### EXERCISE OBJECTIVE:
Quote the listing in full, exactly as given, minus any pictures.

### MATERIAL FOR THE TASK:
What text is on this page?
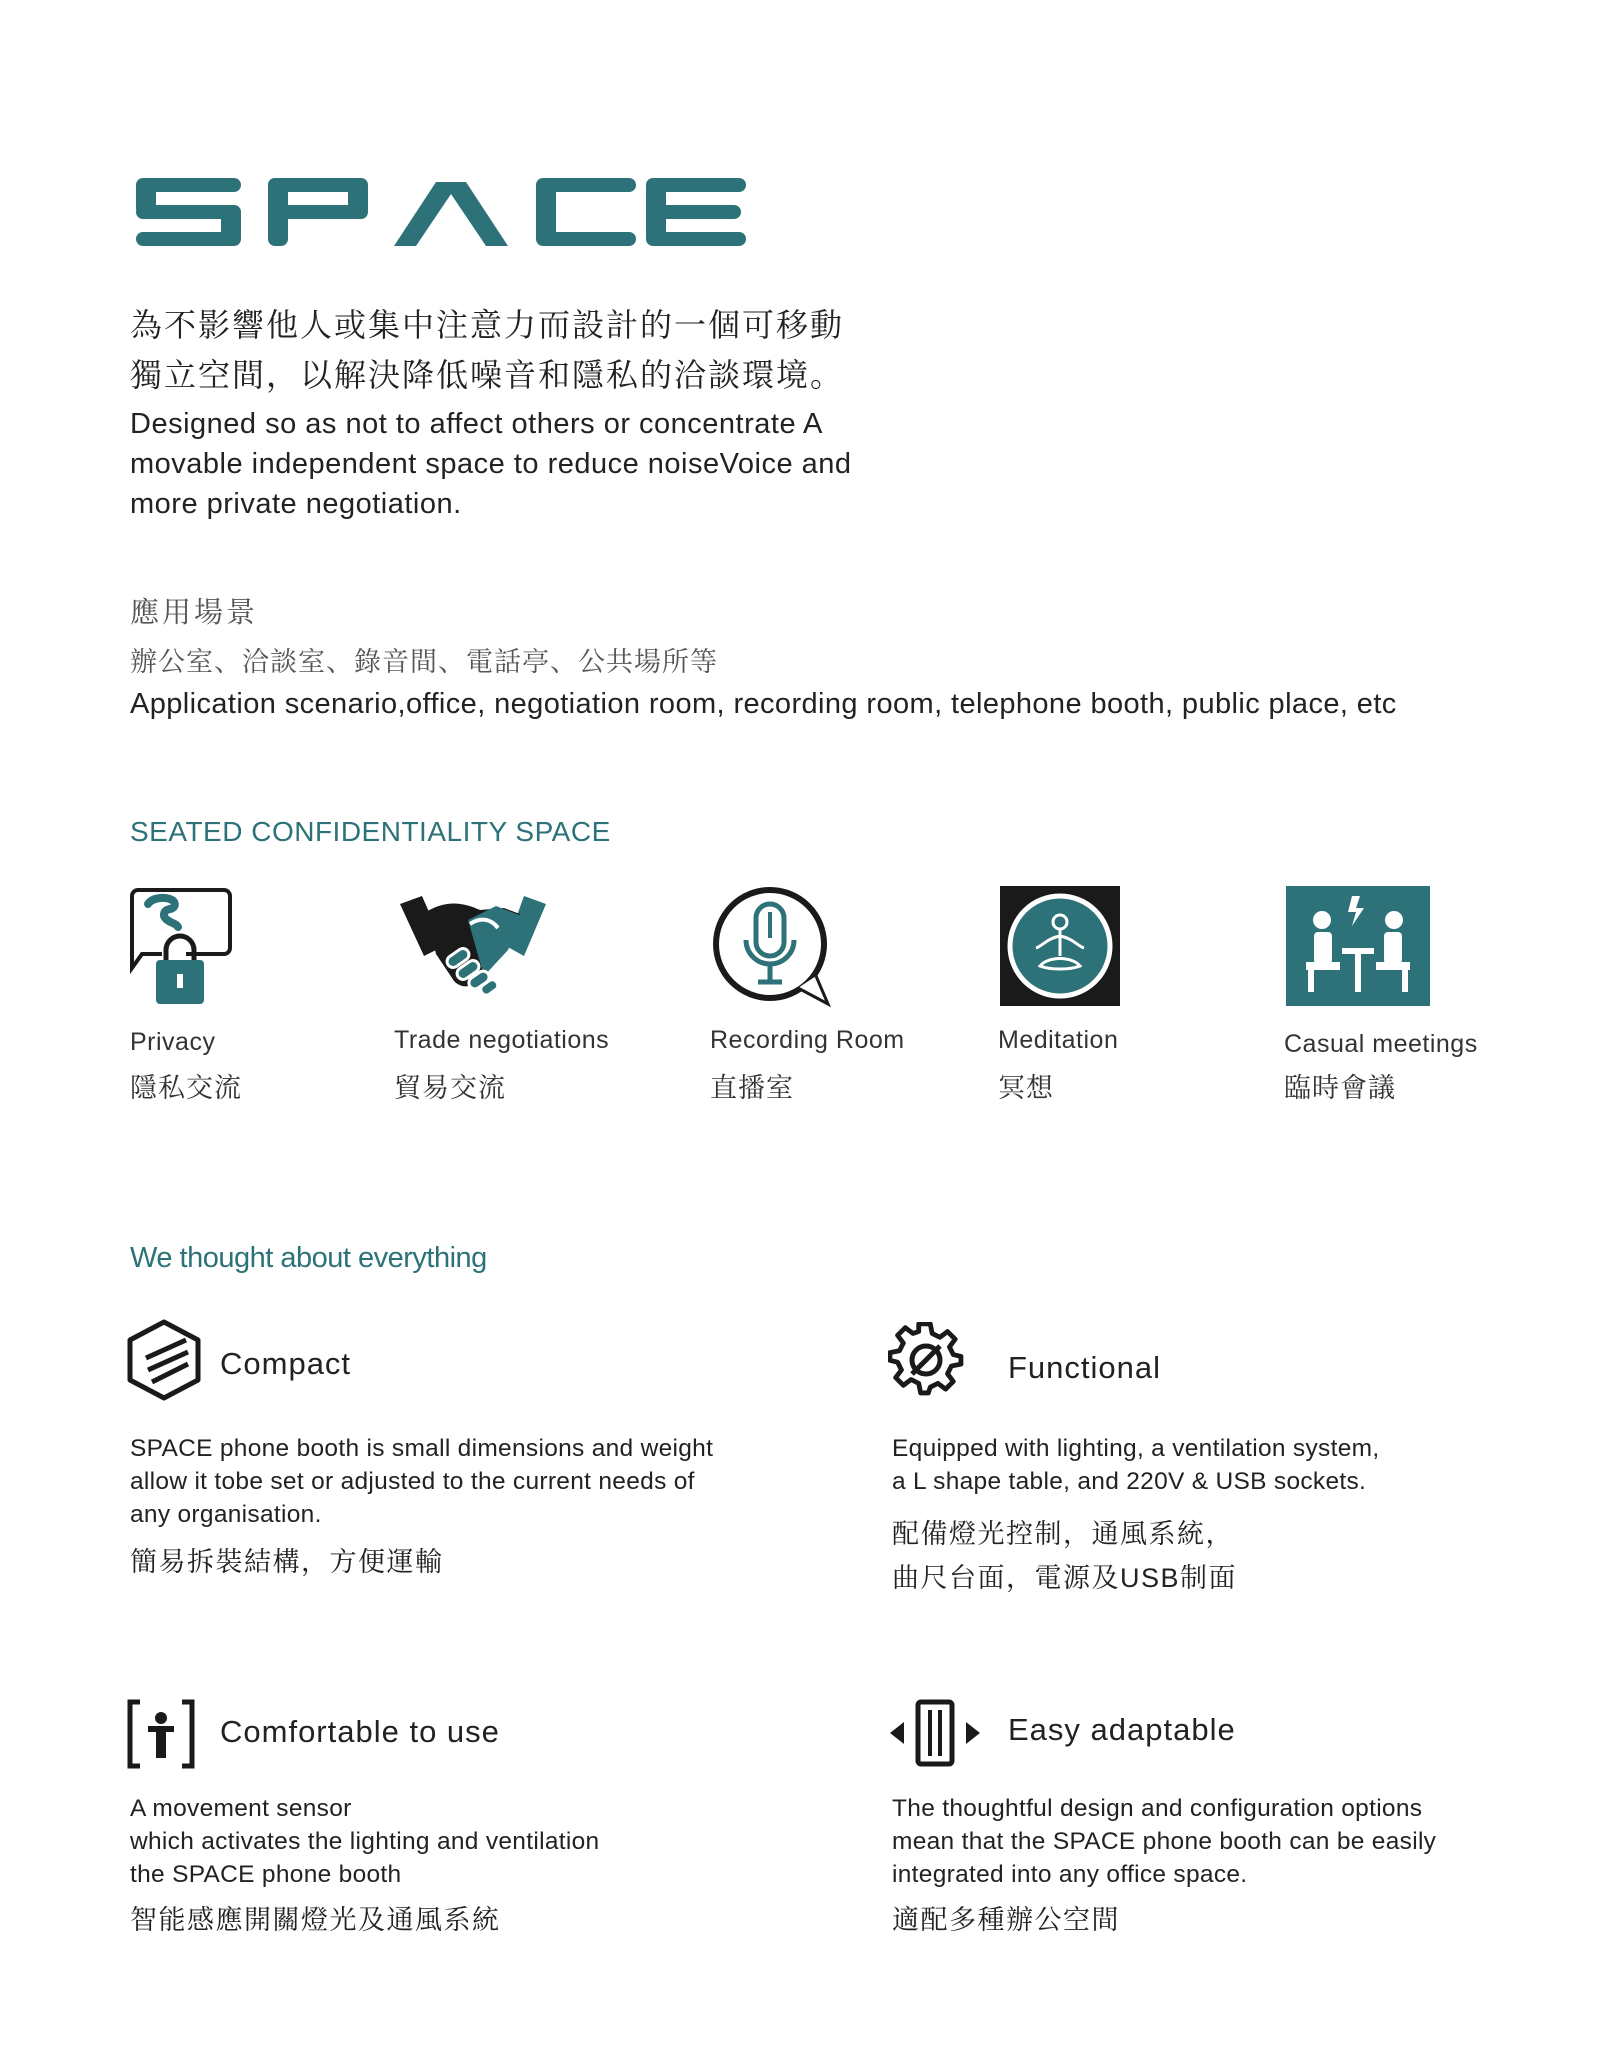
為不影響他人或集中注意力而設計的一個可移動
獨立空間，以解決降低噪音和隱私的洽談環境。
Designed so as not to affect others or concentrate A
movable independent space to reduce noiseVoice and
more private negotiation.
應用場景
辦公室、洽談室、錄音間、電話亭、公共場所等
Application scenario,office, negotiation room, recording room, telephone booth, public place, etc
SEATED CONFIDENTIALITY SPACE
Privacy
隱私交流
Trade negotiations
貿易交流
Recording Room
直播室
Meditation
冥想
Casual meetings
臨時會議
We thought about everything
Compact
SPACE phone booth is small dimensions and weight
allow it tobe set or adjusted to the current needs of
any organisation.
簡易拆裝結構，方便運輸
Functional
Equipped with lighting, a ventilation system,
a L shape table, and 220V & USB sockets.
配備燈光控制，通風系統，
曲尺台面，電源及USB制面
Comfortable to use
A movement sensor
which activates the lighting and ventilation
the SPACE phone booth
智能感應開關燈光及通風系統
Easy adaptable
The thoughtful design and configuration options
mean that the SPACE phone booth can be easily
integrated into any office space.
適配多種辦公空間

### REPLY TO THE TASK:
What text is on this page?
為不影響他人或集中注意力而設計的一個可移動
獨立空間，以解決降低噪音和隱私的洽談環境。
Designed so as not to affect others or concentrate A
movable independent space to reduce noiseVoice and
more private negotiation.
應用場景
辦公室、洽談室、錄音間、電話亭、公共場所等
Application scenario,office, negotiation room, recording room, telephone booth, public place, etc
SEATED CONFIDENTIALITY SPACE
Privacy
隱私交流
Trade negotiations
貿易交流
Recording Room
直播室
Meditation
冥想
Casual meetings
臨時會議
We thought about everything
Compact
SPACE phone booth is small dimensions and weight
allow it tobe set or adjusted to the current needs of
any organisation.
簡易拆裝結構，方便運輸
Functional
Equipped with lighting, a ventilation system,
a L shape table, and 220V & USB sockets.
配備燈光控制，通風系統，
曲尺台面，電源及USB制面
Comfortable to use
A movement sensor
which activates the lighting and ventilation
the SPACE phone booth
智能感應開關燈光及通風系統
Easy adaptable
The thoughtful design and configuration options
mean that the SPACE phone booth can be easily
integrated into any office space.
適配多種辦公空間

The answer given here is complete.